» **Listing**:
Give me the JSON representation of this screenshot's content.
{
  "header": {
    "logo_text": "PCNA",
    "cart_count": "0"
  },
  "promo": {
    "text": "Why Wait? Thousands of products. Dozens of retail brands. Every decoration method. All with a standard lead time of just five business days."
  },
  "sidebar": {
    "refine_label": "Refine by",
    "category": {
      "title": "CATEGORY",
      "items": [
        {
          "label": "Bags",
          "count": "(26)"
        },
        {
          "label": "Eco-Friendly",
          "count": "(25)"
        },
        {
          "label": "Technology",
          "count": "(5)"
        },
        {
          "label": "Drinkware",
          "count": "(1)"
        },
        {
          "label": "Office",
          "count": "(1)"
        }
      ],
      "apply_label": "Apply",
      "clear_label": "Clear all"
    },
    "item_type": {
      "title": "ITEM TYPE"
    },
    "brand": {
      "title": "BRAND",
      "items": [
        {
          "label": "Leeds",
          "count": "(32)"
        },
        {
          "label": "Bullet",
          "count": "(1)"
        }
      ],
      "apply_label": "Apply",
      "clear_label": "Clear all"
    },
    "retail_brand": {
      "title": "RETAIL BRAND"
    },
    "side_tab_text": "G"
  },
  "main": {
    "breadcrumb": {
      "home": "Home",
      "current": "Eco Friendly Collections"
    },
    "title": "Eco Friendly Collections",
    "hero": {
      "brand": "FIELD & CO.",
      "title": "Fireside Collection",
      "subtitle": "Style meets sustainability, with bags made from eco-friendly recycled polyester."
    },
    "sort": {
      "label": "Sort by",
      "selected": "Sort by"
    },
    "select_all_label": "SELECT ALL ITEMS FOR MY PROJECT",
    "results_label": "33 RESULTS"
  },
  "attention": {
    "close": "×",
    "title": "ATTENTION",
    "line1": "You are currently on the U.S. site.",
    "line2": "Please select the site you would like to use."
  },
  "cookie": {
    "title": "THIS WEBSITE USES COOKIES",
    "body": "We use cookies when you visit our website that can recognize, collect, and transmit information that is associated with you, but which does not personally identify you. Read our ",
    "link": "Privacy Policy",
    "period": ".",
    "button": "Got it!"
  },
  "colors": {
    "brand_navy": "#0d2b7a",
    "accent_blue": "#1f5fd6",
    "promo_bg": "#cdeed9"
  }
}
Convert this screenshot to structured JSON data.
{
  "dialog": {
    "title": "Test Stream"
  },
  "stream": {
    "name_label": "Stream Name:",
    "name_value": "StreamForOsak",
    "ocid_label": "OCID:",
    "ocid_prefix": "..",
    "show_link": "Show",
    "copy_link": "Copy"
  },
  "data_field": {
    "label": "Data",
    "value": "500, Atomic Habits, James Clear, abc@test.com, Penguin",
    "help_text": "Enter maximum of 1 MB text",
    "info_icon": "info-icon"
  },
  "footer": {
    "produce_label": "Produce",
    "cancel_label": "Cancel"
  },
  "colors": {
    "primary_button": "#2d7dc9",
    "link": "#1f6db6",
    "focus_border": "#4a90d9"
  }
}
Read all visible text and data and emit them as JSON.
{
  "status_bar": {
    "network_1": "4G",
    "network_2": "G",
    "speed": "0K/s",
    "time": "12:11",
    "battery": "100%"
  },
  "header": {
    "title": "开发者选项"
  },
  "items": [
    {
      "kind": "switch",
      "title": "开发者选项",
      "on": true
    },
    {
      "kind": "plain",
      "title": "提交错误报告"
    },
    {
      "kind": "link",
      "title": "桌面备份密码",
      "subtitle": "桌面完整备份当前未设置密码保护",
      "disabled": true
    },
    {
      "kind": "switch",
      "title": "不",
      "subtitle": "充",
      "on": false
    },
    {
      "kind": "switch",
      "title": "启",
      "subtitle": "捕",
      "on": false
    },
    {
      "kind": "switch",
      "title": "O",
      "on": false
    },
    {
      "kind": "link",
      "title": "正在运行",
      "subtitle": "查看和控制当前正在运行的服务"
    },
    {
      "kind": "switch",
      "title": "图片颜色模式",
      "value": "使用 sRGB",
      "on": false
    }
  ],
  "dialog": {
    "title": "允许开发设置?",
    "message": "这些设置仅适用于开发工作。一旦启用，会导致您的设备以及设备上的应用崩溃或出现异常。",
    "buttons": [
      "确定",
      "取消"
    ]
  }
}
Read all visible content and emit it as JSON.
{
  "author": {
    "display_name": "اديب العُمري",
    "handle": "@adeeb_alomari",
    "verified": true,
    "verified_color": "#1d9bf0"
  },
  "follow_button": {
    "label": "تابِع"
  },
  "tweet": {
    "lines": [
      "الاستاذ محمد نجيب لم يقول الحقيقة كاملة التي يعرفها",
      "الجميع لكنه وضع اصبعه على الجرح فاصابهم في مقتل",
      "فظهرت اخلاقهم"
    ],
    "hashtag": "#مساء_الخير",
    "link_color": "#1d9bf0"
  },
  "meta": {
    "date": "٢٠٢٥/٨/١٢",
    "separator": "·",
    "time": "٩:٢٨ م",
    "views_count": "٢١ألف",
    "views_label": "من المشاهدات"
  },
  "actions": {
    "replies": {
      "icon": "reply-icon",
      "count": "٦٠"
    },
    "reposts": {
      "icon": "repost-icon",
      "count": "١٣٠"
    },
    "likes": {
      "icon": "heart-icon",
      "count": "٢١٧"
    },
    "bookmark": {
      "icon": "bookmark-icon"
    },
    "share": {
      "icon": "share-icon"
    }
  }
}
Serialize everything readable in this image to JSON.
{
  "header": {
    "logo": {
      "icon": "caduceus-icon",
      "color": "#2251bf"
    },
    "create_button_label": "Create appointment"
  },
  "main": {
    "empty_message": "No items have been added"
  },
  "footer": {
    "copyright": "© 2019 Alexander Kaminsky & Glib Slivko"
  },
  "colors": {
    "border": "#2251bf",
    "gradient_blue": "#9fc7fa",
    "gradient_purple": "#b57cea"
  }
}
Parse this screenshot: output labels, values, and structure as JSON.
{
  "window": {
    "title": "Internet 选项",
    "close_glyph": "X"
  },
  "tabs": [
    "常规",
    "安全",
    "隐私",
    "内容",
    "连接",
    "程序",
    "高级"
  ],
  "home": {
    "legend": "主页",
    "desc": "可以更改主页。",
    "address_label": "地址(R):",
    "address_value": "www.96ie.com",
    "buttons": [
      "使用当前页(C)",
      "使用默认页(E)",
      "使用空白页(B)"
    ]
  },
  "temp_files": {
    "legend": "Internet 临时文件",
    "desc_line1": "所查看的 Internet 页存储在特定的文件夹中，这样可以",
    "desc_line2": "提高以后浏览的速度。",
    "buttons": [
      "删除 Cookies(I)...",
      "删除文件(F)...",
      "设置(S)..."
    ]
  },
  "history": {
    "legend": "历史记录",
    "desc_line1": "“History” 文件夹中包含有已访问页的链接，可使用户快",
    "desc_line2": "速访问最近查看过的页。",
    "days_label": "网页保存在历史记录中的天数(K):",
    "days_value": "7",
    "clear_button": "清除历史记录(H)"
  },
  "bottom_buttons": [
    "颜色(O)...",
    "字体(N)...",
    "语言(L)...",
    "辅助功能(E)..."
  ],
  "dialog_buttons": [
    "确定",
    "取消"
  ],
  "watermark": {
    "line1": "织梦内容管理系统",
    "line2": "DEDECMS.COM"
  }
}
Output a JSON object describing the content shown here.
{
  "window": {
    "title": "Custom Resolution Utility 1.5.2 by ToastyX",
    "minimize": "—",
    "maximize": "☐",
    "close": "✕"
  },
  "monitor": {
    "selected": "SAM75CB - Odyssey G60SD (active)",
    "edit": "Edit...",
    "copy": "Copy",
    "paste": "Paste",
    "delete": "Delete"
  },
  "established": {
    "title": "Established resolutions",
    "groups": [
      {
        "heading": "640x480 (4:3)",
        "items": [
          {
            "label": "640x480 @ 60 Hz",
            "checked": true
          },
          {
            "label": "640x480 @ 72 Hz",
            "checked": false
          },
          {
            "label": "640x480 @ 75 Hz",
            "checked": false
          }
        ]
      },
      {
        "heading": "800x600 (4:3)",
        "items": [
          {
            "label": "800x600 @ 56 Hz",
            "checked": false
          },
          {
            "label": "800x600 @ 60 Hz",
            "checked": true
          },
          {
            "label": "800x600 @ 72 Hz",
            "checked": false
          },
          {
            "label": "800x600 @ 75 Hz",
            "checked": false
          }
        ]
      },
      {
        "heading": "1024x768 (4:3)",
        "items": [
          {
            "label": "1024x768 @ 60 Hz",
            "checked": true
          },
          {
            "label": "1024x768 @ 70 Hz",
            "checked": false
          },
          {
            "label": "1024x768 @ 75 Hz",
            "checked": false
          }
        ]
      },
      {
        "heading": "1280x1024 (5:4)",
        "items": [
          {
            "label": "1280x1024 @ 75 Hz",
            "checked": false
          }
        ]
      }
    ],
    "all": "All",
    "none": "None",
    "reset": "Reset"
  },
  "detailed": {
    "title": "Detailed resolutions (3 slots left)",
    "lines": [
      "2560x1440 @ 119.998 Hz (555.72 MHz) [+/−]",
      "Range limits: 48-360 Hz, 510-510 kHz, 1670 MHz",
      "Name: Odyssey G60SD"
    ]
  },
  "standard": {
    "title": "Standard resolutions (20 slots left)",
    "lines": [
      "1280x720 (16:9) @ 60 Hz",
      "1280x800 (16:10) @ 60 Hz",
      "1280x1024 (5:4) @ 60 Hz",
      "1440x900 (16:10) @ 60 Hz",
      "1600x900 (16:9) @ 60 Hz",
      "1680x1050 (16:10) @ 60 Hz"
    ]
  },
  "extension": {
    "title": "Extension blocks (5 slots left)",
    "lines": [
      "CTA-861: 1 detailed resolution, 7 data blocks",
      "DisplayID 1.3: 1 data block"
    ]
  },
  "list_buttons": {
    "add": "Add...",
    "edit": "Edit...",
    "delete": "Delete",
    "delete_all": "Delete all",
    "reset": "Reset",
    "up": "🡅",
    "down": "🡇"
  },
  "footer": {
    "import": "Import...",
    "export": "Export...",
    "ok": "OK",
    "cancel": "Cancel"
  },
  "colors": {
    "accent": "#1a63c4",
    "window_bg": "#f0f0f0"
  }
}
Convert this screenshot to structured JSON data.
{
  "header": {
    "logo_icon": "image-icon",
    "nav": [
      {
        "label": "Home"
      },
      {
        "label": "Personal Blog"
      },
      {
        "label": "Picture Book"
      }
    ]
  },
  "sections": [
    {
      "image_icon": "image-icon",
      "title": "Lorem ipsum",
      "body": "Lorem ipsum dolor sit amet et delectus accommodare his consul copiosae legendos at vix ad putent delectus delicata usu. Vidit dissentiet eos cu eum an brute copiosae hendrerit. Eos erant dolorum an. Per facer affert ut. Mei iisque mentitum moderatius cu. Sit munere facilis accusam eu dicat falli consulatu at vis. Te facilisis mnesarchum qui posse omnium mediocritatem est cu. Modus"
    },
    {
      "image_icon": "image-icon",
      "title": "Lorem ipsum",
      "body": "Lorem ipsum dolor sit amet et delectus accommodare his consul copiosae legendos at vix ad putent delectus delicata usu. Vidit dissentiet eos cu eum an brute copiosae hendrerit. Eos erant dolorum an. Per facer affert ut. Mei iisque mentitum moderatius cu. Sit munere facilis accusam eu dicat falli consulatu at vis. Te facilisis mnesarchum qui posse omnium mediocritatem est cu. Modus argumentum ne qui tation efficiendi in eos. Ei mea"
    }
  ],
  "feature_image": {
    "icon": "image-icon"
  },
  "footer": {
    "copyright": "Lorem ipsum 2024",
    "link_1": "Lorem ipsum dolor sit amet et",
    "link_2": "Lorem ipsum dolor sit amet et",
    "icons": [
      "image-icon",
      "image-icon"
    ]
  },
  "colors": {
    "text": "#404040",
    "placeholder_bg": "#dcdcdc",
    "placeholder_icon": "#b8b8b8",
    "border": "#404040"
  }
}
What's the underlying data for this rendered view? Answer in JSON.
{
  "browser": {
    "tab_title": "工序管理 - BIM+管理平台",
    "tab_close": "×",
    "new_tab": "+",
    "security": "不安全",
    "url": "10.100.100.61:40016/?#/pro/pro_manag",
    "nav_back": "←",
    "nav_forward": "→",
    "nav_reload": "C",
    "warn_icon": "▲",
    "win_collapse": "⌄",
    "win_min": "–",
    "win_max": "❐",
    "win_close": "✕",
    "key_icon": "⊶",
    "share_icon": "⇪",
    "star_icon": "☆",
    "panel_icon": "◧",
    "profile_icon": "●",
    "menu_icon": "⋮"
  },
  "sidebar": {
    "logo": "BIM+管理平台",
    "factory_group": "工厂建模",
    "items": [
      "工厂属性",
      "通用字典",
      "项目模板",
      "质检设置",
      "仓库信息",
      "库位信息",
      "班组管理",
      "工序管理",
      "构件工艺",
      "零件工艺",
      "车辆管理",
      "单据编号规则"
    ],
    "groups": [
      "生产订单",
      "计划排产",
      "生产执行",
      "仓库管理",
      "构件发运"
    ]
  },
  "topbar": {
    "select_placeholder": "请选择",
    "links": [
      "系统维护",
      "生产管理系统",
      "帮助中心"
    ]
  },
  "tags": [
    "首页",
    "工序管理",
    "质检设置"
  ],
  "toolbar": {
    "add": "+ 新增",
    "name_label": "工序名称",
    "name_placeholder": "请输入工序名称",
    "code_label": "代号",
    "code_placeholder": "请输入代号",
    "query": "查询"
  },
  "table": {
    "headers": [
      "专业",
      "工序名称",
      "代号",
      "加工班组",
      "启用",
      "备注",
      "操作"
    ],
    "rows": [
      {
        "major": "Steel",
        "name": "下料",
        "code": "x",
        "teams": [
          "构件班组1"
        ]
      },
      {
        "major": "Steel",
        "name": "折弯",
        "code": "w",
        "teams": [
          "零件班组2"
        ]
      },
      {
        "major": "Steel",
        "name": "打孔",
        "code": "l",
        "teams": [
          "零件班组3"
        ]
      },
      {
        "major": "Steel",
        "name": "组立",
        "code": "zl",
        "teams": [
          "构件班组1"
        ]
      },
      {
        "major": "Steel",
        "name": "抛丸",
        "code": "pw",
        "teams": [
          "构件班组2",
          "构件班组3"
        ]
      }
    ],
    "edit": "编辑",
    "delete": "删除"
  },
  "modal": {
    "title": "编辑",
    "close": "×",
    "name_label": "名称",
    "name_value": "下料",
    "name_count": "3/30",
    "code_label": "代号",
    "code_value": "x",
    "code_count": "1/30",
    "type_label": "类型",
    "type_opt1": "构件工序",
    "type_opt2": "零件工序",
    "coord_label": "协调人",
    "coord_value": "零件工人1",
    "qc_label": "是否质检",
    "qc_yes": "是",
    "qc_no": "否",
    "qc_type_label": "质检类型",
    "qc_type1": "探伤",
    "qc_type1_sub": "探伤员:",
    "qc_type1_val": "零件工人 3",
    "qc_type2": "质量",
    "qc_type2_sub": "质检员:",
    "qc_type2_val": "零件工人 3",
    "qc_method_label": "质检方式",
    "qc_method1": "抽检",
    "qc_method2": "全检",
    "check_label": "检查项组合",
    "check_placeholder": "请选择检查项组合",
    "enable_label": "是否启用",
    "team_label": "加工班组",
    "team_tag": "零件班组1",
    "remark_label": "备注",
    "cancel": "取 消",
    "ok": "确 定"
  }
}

» **Your objective**:
Filter lines by "resolutions" and return each hit.

» **Solved exercise**:
    "title": "Established resolutions",
    "title": "Detailed resolutions (3 slots left)",
    "title": "Standard resolutions (20 slots left)",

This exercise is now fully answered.